Copy the lines that follow, keeping every character the same.

» Some records
##############################

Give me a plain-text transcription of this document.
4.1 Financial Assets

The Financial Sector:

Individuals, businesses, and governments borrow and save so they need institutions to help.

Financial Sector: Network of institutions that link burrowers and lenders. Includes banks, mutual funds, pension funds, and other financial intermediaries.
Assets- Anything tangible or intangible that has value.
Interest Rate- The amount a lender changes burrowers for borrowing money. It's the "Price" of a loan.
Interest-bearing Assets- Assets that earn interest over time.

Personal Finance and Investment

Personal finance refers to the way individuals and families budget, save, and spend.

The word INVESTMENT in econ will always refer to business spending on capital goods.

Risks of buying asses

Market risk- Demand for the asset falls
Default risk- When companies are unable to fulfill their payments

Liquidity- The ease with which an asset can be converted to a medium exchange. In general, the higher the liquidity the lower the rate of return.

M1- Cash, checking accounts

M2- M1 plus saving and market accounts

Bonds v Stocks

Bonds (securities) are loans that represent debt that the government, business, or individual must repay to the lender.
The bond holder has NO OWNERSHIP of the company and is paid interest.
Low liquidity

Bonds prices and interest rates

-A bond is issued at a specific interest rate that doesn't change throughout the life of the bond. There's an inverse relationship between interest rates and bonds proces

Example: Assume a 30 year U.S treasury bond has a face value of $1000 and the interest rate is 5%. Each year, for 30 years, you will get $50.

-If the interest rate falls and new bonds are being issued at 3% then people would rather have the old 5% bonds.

##############################

» Worked solution
Give me a plain-text transcription of this document.
4.1 Financial Assets

The Financial Sector:

Individuals, businesses, and governments borrow and save so they need institutions to help.

Financial Sector: Network of institutions that link burrowers and lenders. Includes banks, mutual funds, pension funds, and other financial intermediaries.
Assets- Anything tangible or intangible that has value.
Interest Rate- The amount a lender changes burrowers for borrowing money. It's the "Price" of a loan.
Interest-bearing Assets- Assets that earn interest over time.

Personal Finance and Investment

Personal finance refers to the way individuals and families budget, save, and spend.

The word INVESTMENT in econ will always refer to business spending on capital goods.

Risks of buying asses

Market risk- Demand for the asset falls
Default risk- When companies are unable to fulfill their payments

Liquidity- The ease with which an asset can be converted to a medium exchange. In general, the higher the liquidity the lower the rate of return.

M1- Cash, checking accounts

M2- M1 plus saving and market accounts

Bonds v Stocks

Bonds (securities) are loans that represent debt that the government, business, or individual must repay to the lender.
The bond holder has NO OWNERSHIP of the company and is paid interest.
Low liquidity

Bonds prices and interest rates

-A bond is issued at a specific interest rate that doesn't change throughout the life of the bond. There's an inverse relationship between interest rates and bonds proces

Example: Assume a 30 year U.S treasury bond has a face value of $1000 and the interest rate is 5%. Each year, for 30 years, you will get $50.

-If the interest rate falls and new bonds are being issued at 3% then people would rather have the old 5% bonds.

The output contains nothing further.